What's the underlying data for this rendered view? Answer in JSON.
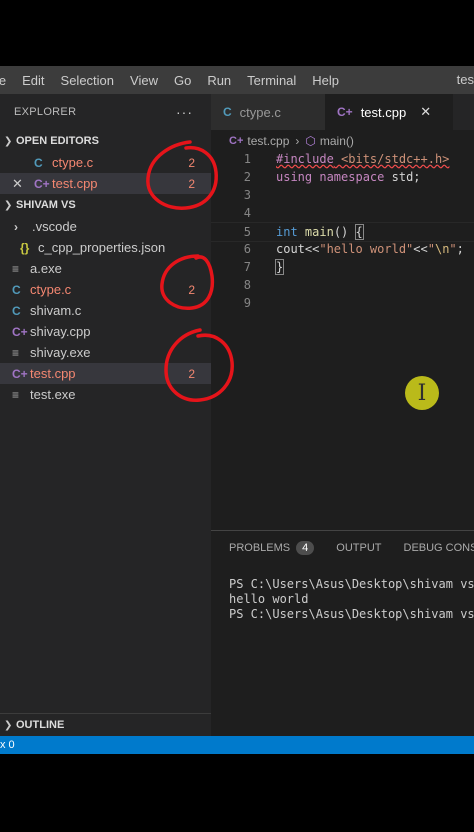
{
  "menu": {
    "items": [
      "le",
      "Edit",
      "Selection",
      "View",
      "Go",
      "Run",
      "Terminal",
      "Help"
    ],
    "title_fragment": "tes"
  },
  "sidebar": {
    "header": "EXPLORER",
    "more": "···",
    "open_editors": {
      "title": "OPEN EDITORS",
      "items": [
        {
          "icon": "C",
          "label": "ctype.c",
          "badge": "2"
        },
        {
          "icon": "C+",
          "label": "test.cpp",
          "badge": "2",
          "close": "✕"
        }
      ]
    },
    "folder": {
      "title": "SHIVAM VS",
      "items": [
        {
          "icon": "›",
          "label": ".vscode"
        },
        {
          "icon": "{}",
          "label": "c_cpp_properties.json"
        },
        {
          "icon": "≡",
          "label": "a.exe"
        },
        {
          "icon": "C",
          "label": "ctype.c",
          "badge": "2"
        },
        {
          "icon": "C",
          "label": "shivam.c"
        },
        {
          "icon": "C+",
          "label": "shivay.cpp"
        },
        {
          "icon": "≡",
          "label": "shivay.exe"
        },
        {
          "icon": "C+",
          "label": "test.cpp",
          "badge": "2"
        },
        {
          "icon": "≡",
          "label": "test.exe"
        }
      ]
    },
    "outline": "OUTLINE"
  },
  "tabs": [
    {
      "icon": "C",
      "label": "ctype.c"
    },
    {
      "icon": "C+",
      "label": "test.cpp",
      "close": "✕"
    }
  ],
  "breadcrumb": {
    "file": "test.cpp",
    "sep": "›",
    "symbol": "main()"
  },
  "editor": {
    "line_numbers": [
      "1",
      "2",
      "3",
      "4",
      "5",
      "6",
      "7",
      "8",
      "9"
    ],
    "l1": {
      "directive": "#include",
      "header": "<bits/stdc++.h>"
    },
    "l2": {
      "kw1": "using",
      "kw2": "namespace",
      "rest": "std;"
    },
    "l5": {
      "type": "int",
      "fn": "main",
      "rest": "()",
      "brace": "{"
    },
    "l6": {
      "pre": "cout<<",
      "str1": "\"hello world\"",
      "op": "<<",
      "q1": "\"",
      "esc": "\\n",
      "q2": "\"",
      "end": ";"
    },
    "l7": {
      "brace": "}"
    }
  },
  "cursor_glyph": "I",
  "panel": {
    "tabs": {
      "problems": "PROBLEMS",
      "problems_count": "4",
      "output": "OUTPUT",
      "debug": "DEBUG CONSOLE"
    },
    "terminal": [
      "PS C:\\Users\\Asus\\Desktop\\shivam vs>",
      "hello world",
      "PS C:\\Users\\Asus\\Desktop\\shivam vs>"
    ]
  },
  "statusbar": {
    "text": "x 0"
  },
  "colors": {
    "accent": "#007acc",
    "error": "#f48771",
    "annotation": "#e5141a"
  }
}
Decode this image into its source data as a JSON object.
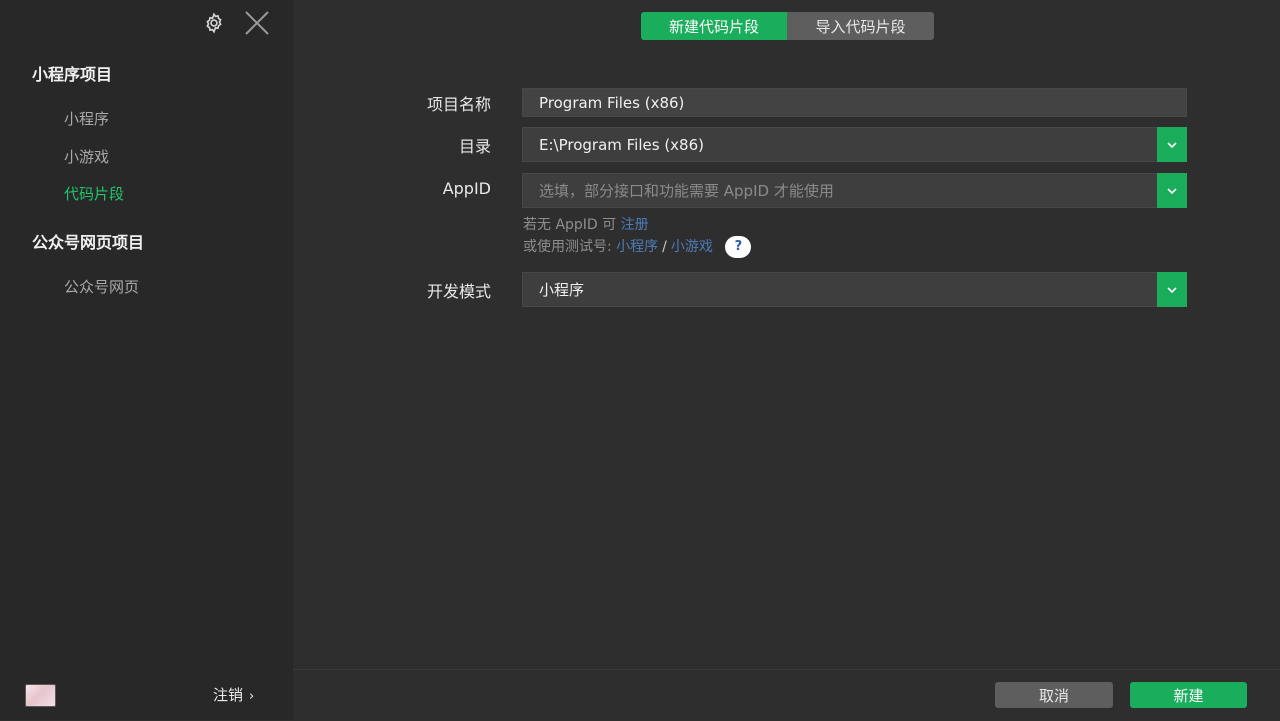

======

What you are asked to do: Go through the material line by line. Show each line that contains the string "this".

Completed exercise:
What's the underlying data for this rendered view? Answer in JSON.
Decode this image into its source data as a JSON object.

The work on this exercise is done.